• What to work on
Reply with one number: how many lines contain the word "cholesterol".

---------- Input material ----------

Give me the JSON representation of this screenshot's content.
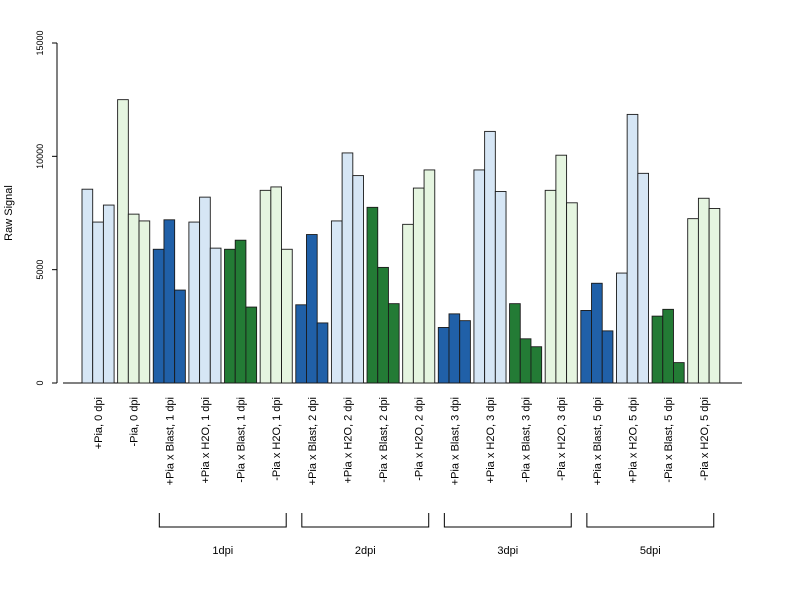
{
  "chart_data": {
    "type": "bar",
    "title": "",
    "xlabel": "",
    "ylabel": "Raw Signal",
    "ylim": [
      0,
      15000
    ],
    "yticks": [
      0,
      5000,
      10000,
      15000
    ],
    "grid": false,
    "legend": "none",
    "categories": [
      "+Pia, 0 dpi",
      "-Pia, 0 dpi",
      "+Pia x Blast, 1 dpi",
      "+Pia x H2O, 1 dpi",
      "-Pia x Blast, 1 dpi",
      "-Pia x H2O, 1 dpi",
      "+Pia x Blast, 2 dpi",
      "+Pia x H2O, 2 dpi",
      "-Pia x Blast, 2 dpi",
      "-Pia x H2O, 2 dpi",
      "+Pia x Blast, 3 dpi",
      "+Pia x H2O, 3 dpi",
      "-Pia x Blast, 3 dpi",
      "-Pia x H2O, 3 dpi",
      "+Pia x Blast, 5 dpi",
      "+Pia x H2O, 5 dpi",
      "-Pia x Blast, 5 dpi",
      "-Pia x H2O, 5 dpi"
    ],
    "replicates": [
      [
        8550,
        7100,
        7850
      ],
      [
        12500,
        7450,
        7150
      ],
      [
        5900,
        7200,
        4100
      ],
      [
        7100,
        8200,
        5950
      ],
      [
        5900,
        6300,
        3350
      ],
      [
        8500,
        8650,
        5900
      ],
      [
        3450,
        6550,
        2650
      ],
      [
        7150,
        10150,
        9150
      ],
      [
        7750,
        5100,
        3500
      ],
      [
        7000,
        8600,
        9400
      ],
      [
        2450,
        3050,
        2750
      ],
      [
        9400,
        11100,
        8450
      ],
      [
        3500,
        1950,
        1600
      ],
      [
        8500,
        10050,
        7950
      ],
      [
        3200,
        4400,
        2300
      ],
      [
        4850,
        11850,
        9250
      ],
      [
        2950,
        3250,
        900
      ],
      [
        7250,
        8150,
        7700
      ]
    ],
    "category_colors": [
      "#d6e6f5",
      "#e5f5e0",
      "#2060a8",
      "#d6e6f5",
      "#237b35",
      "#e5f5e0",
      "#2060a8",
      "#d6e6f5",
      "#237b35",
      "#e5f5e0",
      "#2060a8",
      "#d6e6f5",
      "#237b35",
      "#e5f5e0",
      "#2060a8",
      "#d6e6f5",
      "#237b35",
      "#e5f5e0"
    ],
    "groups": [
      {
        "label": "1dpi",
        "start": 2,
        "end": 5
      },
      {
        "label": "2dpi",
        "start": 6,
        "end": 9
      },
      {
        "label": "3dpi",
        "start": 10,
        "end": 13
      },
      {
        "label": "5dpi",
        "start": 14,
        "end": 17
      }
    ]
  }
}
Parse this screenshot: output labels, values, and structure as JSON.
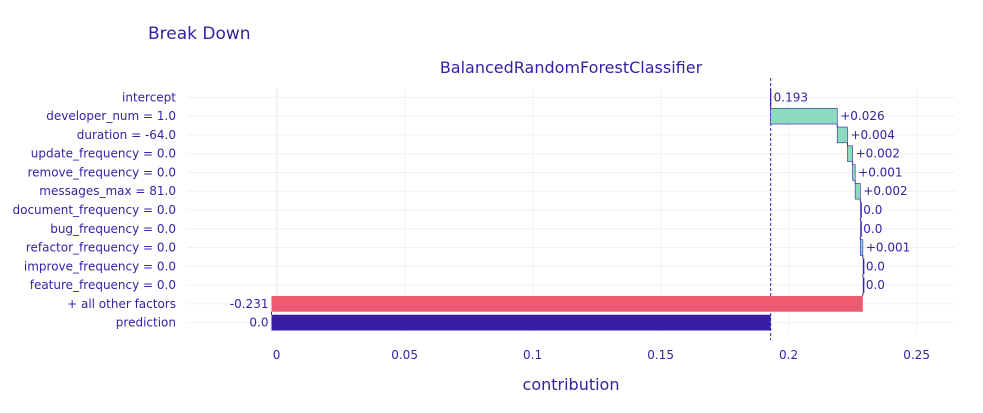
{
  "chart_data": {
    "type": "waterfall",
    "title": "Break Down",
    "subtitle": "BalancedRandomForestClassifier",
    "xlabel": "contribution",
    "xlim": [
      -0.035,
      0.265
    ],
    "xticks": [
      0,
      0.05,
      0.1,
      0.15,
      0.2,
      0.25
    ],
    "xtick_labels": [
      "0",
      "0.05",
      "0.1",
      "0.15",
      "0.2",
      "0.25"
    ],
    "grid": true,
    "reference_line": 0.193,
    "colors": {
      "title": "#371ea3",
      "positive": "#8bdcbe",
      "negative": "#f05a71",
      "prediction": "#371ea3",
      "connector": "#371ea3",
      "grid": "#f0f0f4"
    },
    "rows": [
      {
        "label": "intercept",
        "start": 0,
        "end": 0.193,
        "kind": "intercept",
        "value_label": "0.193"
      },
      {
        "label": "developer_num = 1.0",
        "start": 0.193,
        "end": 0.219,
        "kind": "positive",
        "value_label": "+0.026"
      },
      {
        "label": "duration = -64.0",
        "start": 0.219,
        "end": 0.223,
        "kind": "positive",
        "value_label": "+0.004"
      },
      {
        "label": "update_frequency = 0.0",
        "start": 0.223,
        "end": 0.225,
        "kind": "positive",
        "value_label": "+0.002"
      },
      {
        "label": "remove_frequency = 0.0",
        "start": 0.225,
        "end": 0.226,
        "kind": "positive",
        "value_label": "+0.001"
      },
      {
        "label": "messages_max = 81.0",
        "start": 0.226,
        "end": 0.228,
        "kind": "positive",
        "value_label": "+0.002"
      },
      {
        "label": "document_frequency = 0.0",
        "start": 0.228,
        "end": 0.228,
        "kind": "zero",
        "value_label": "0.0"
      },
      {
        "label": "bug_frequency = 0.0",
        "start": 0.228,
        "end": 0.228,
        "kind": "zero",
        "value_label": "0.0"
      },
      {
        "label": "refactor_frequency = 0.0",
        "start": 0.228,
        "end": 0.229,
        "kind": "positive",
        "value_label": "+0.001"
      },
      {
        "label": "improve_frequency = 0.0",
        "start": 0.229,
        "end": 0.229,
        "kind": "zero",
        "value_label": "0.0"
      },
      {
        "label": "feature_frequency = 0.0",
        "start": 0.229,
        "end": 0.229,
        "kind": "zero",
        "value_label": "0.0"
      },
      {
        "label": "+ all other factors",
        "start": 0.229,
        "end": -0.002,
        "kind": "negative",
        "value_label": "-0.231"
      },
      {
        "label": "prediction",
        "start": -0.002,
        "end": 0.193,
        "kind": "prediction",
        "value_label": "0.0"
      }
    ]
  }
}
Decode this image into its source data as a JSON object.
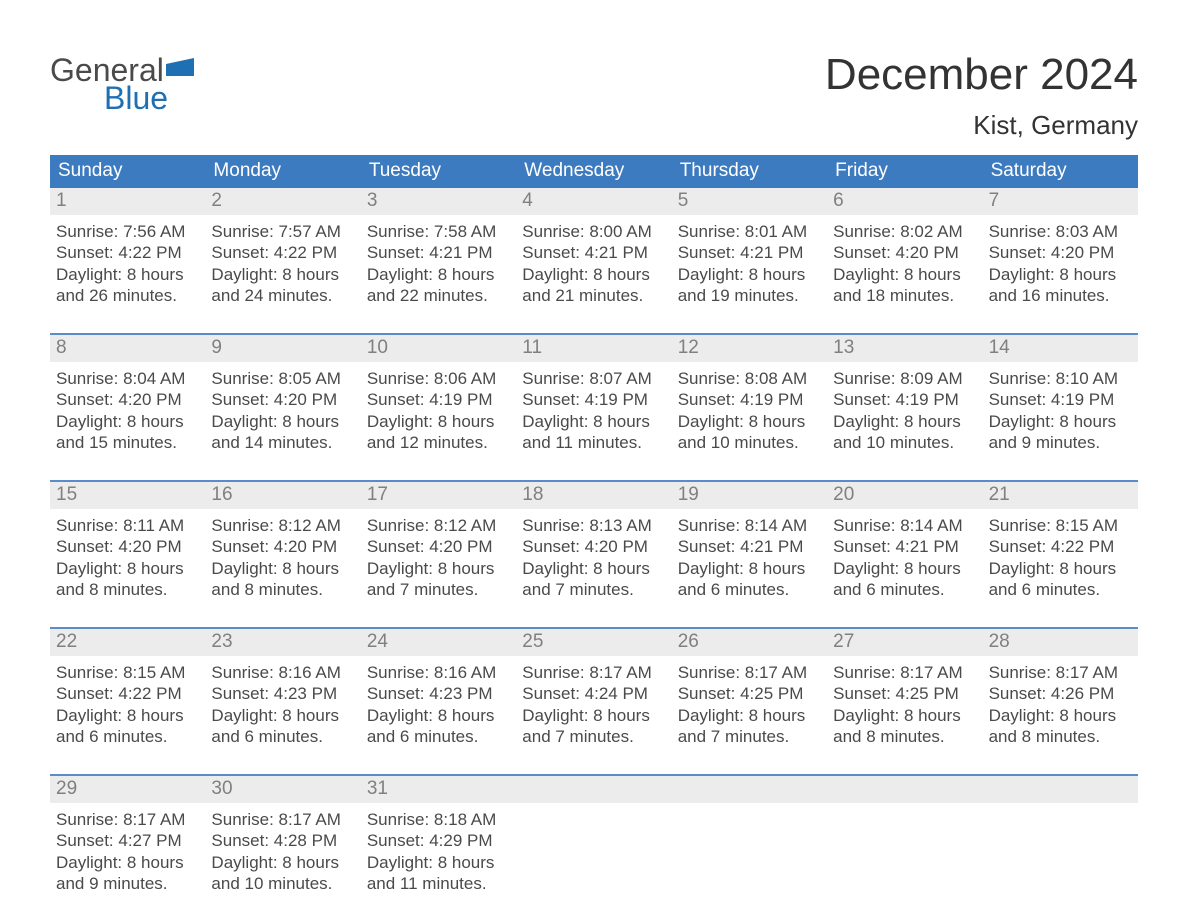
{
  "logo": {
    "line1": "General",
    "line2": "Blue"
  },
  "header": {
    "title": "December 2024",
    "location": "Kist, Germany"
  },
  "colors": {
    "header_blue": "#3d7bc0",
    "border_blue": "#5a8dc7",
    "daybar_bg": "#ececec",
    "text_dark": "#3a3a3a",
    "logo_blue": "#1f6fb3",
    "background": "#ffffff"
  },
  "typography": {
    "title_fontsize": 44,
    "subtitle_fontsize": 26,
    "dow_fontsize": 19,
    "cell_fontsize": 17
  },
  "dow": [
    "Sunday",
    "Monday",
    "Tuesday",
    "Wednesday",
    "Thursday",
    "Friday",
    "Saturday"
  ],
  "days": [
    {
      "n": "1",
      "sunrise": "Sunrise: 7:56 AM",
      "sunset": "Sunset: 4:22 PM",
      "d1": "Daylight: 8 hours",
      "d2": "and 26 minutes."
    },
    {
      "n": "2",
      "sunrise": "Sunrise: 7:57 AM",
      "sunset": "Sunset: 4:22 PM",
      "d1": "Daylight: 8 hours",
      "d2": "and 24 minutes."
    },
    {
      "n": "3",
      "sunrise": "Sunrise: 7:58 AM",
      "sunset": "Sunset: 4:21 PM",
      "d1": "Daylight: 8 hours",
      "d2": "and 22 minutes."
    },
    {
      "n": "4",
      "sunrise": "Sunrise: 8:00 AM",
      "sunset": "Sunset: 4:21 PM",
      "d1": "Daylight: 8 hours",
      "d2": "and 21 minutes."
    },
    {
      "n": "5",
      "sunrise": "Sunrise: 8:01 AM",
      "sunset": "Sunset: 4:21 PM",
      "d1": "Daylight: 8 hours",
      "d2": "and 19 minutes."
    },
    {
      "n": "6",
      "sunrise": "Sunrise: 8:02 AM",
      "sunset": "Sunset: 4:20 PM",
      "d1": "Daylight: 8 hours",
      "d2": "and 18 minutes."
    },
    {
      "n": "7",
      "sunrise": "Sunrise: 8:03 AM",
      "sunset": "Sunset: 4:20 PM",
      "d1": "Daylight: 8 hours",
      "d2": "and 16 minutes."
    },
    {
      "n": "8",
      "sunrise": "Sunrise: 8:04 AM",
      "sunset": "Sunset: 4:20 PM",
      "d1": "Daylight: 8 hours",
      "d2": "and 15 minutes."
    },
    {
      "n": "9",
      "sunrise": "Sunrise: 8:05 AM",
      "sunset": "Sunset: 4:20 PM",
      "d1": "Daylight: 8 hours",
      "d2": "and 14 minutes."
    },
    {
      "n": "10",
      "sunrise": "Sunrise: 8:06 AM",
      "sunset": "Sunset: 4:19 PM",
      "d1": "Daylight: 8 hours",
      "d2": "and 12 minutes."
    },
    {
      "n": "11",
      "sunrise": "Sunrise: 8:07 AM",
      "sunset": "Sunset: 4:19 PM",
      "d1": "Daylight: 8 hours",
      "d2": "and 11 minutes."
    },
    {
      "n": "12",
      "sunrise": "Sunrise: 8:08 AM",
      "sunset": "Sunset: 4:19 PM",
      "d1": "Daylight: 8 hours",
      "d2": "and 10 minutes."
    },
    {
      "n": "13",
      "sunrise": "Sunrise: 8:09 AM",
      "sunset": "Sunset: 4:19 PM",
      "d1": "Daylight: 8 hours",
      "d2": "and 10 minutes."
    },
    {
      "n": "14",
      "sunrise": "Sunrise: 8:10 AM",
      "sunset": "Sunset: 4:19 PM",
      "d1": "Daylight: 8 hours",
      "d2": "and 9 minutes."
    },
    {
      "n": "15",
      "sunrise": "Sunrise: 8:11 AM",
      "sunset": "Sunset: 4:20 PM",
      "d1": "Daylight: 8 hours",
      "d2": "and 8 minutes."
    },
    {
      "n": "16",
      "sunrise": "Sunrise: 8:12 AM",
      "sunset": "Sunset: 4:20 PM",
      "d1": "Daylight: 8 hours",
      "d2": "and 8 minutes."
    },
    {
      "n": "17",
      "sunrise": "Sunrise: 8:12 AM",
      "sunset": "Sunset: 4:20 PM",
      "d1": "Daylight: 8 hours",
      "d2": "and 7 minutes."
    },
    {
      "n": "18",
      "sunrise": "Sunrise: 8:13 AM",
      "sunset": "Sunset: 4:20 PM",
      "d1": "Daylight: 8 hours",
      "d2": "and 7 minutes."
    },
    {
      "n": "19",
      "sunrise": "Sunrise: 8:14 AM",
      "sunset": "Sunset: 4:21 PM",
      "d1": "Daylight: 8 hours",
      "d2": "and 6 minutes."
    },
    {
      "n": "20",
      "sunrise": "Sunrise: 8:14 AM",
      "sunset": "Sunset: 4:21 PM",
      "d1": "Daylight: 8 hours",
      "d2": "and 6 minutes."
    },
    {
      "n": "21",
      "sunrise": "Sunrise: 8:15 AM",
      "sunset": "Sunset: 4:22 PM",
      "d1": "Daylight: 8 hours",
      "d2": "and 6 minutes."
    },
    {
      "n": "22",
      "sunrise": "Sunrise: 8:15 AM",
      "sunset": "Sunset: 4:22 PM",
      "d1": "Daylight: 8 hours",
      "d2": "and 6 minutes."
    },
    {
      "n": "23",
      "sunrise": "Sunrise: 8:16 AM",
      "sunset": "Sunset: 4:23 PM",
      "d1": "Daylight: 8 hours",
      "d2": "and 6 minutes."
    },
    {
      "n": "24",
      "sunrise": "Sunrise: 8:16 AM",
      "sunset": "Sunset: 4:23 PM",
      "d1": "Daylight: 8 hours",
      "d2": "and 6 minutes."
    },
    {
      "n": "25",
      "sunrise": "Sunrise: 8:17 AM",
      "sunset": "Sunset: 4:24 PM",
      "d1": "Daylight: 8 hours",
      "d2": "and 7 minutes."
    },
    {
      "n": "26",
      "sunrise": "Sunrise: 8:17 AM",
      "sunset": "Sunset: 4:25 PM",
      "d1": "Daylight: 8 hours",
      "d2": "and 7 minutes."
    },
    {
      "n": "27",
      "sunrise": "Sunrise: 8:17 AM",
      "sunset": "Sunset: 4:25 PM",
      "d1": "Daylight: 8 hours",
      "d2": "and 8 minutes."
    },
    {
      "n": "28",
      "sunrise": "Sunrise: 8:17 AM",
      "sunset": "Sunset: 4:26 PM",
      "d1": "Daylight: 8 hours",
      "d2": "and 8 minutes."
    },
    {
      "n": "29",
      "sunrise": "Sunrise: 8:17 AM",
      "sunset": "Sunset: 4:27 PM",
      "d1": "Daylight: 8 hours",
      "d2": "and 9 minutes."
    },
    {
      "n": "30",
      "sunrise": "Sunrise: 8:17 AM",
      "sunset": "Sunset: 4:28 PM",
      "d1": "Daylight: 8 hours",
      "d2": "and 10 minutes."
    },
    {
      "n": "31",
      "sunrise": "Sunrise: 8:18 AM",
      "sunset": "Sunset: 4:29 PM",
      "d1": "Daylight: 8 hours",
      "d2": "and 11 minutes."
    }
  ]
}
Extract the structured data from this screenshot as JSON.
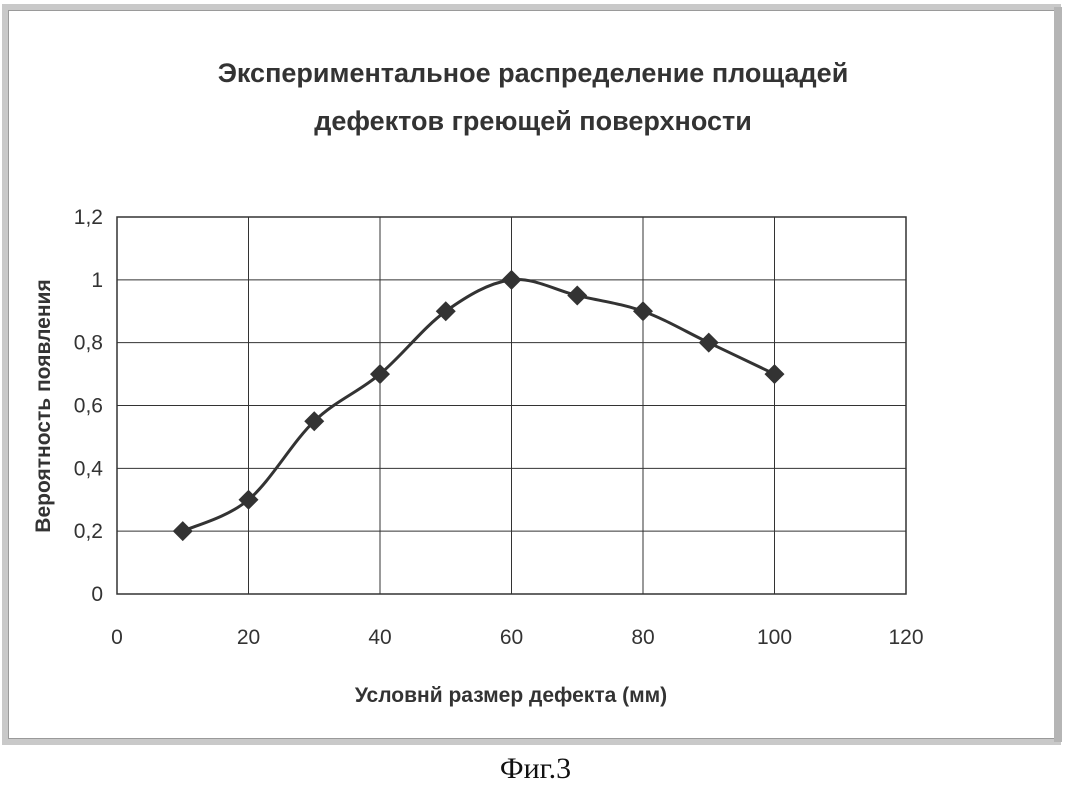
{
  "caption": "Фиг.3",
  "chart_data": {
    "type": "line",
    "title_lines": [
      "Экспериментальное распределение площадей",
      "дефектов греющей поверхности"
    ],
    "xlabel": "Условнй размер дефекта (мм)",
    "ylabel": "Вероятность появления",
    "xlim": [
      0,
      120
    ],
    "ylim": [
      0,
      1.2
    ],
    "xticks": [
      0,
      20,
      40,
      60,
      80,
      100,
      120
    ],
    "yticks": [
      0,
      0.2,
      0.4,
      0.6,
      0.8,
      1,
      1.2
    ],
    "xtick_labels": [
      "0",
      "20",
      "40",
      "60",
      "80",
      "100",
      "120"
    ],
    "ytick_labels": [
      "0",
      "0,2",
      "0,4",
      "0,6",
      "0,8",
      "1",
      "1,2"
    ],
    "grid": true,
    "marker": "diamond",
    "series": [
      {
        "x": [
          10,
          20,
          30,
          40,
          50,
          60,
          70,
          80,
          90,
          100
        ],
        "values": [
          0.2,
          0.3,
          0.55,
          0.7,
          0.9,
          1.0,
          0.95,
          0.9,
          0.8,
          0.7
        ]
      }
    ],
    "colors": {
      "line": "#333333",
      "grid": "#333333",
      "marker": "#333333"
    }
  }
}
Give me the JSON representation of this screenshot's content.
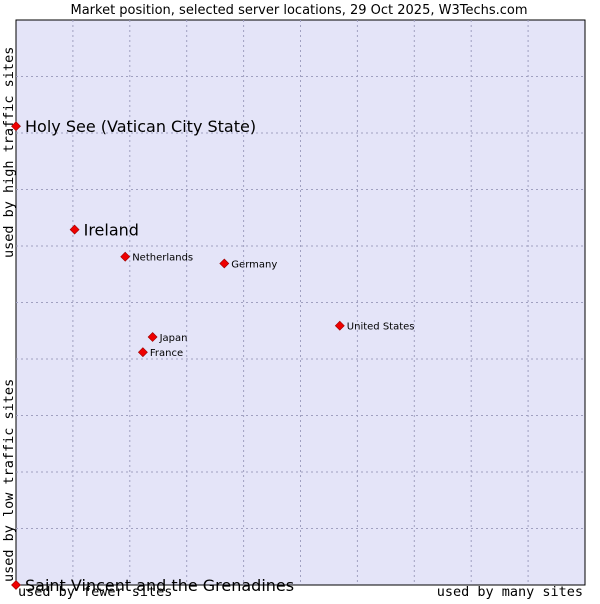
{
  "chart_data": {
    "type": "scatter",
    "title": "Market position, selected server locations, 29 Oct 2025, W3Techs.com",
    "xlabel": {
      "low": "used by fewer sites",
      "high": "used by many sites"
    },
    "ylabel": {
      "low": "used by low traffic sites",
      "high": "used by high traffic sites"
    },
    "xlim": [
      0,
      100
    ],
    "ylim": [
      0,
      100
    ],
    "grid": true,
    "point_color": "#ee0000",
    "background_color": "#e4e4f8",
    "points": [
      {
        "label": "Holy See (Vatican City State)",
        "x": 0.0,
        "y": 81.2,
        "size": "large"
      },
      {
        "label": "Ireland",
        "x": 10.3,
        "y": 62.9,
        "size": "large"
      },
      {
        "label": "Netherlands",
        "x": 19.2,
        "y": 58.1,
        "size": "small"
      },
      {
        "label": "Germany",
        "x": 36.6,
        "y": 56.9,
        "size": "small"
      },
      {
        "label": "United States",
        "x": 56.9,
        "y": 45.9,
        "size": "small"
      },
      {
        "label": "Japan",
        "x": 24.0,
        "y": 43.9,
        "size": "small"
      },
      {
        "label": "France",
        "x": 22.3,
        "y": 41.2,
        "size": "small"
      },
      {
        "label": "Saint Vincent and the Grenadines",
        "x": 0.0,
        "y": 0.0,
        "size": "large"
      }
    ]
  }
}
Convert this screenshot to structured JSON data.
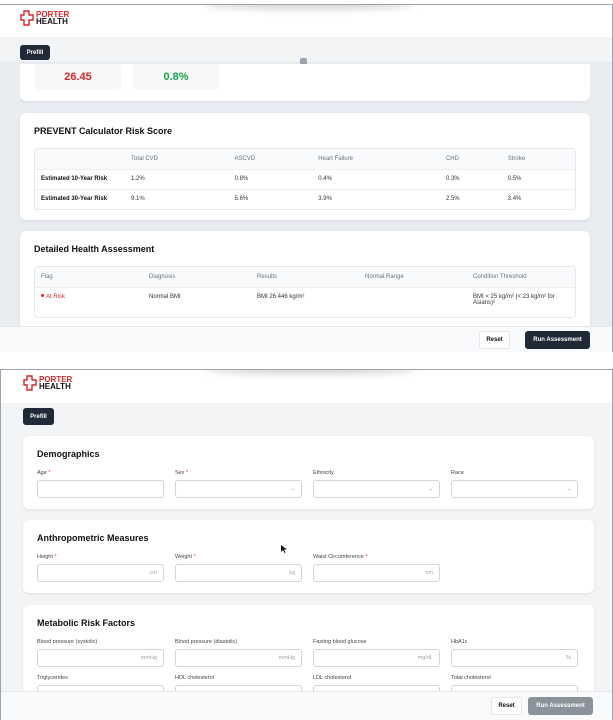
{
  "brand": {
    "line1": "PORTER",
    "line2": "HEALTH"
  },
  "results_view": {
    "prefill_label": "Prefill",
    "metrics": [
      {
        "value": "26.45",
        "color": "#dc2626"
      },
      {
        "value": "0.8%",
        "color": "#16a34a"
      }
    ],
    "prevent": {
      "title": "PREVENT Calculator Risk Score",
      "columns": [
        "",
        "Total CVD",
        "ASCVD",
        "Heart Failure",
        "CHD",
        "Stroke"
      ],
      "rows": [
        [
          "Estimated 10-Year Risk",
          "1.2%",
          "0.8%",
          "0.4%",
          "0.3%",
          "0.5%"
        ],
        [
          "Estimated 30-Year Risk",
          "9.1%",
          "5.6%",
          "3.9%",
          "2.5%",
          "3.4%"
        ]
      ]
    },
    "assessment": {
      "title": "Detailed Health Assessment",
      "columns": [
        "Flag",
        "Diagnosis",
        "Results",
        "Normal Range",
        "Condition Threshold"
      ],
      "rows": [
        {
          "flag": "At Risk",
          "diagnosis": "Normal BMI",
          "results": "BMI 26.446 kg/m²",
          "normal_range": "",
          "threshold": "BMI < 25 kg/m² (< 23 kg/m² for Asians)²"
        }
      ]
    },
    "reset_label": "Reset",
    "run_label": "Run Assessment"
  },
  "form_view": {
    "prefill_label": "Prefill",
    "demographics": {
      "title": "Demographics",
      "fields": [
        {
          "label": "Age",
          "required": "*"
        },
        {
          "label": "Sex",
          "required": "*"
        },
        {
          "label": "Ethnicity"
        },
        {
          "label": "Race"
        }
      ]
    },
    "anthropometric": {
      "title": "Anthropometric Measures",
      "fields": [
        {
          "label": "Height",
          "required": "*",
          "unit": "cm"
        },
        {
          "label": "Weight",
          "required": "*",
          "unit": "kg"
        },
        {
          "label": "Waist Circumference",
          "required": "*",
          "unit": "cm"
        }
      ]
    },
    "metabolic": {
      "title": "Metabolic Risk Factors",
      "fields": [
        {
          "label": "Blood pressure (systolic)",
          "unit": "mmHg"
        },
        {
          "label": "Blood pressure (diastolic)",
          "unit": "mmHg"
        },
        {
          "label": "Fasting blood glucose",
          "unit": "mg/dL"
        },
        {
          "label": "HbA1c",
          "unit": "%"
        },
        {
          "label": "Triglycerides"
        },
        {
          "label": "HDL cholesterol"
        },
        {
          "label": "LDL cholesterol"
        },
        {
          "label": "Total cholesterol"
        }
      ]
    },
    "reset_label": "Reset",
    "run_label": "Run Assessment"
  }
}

----------

• The reply
3